Required task: Please state how many lines in the records contain the string "para", with no words besides the number.
— BEGIN —
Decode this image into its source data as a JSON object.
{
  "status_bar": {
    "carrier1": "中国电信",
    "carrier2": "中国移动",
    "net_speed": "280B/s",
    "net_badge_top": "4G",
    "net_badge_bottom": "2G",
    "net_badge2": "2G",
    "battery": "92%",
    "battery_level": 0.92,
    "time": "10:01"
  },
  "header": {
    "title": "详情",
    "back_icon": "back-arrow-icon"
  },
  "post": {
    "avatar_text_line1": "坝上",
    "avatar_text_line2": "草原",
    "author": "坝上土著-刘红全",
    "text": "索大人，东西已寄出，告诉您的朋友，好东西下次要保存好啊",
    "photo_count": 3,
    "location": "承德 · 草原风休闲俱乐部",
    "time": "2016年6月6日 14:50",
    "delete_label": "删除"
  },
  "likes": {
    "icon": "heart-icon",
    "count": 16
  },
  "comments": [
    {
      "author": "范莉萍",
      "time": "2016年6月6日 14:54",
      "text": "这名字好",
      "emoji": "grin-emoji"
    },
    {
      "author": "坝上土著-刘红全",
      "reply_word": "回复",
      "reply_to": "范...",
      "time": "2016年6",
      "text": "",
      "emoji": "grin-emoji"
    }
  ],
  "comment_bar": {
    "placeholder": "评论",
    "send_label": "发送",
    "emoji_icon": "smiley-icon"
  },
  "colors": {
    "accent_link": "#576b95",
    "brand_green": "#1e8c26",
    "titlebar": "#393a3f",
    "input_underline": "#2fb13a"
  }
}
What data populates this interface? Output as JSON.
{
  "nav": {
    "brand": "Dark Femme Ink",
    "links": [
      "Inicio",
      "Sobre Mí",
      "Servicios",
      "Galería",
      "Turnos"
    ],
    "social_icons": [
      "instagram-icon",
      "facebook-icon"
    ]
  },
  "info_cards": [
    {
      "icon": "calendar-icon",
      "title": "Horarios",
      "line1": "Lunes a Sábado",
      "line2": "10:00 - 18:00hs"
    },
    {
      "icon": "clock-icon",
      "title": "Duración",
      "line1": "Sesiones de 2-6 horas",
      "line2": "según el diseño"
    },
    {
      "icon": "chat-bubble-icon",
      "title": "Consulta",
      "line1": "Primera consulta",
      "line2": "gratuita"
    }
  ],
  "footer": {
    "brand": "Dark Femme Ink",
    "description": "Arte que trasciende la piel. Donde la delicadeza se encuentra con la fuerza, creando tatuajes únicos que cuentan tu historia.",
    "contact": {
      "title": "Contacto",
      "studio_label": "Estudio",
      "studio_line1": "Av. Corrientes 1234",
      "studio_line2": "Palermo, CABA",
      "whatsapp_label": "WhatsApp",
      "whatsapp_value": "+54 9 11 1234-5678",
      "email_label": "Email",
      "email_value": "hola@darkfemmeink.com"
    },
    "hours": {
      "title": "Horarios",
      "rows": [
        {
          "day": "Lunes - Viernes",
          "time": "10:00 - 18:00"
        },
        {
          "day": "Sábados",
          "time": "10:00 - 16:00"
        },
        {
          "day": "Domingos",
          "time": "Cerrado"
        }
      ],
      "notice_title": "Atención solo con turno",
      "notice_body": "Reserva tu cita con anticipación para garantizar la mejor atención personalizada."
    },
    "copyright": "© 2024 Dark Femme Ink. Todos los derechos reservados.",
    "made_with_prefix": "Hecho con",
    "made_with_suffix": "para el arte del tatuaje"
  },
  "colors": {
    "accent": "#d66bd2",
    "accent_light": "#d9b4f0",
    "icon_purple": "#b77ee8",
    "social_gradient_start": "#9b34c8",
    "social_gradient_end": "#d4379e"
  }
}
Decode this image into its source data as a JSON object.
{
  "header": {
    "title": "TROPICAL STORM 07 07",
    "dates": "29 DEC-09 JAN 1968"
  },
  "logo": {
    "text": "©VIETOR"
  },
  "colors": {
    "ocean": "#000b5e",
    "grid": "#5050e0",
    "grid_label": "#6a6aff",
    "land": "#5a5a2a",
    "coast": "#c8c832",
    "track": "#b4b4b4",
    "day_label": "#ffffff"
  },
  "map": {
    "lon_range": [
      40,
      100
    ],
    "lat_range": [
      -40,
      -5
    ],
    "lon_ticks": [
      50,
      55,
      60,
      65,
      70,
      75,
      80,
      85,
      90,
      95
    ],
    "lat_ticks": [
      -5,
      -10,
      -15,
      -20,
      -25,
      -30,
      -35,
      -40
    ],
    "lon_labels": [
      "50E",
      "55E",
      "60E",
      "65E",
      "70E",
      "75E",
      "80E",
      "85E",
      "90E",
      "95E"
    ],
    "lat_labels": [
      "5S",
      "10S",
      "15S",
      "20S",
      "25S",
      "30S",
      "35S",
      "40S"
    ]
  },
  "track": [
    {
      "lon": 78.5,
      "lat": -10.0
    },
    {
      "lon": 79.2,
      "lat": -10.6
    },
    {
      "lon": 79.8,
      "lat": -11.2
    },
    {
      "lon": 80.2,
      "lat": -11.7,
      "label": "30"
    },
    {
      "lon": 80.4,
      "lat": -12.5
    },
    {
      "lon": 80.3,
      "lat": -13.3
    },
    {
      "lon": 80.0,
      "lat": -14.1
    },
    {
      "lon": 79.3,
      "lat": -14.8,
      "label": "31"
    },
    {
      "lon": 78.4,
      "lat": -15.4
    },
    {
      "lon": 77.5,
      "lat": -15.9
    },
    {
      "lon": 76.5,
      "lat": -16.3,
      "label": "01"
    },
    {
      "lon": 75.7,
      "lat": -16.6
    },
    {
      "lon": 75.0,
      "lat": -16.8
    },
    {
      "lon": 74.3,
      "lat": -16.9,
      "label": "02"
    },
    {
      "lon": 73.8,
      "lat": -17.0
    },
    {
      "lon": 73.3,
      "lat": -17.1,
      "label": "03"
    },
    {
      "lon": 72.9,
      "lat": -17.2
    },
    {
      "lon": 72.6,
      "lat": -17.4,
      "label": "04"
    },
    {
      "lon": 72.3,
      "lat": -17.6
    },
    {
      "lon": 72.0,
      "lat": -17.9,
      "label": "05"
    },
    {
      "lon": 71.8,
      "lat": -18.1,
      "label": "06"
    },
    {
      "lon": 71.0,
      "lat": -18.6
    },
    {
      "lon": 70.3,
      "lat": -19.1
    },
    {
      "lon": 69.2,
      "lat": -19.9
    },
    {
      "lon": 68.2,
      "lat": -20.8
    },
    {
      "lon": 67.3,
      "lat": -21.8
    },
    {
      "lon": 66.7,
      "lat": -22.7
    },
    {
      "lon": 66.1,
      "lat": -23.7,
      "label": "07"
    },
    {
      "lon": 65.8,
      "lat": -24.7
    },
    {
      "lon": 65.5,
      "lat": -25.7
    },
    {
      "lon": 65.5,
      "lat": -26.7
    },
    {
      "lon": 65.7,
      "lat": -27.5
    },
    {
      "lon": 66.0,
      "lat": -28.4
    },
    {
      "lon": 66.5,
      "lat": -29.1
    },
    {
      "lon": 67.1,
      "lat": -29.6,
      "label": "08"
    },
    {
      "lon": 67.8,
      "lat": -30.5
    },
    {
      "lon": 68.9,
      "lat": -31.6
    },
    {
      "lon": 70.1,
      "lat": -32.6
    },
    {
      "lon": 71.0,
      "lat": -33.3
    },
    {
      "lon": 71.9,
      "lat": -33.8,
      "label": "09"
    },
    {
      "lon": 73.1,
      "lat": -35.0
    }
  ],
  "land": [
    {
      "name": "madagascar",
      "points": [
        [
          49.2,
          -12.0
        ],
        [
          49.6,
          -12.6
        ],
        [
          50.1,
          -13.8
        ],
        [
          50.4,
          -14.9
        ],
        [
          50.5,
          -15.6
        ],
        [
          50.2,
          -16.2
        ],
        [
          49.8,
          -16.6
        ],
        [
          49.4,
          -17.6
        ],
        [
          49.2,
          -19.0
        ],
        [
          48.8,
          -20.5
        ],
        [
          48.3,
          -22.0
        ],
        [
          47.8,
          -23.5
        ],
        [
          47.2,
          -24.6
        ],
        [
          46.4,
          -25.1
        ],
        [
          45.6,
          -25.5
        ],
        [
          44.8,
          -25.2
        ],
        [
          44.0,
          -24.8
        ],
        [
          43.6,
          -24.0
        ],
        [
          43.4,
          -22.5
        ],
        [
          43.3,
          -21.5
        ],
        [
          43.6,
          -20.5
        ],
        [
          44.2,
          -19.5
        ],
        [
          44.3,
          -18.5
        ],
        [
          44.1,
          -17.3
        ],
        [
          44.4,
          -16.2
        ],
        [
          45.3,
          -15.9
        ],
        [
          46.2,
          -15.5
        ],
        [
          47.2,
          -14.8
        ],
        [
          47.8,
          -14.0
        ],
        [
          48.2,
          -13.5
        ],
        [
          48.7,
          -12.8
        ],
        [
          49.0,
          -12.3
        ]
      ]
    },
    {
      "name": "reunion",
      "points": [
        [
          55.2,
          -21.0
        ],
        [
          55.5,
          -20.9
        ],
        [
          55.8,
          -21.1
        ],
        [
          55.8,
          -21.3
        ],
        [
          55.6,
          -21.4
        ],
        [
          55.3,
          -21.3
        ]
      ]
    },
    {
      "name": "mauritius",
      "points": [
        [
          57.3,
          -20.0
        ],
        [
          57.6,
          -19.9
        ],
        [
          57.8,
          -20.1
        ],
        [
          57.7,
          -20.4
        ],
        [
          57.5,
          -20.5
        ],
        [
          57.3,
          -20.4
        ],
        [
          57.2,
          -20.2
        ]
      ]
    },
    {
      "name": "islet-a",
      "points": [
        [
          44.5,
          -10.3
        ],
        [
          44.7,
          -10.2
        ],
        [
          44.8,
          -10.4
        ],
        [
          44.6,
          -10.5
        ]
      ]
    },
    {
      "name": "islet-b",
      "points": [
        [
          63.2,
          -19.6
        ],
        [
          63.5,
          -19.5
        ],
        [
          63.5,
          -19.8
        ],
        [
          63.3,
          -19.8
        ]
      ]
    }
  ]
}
— END —
Output: 2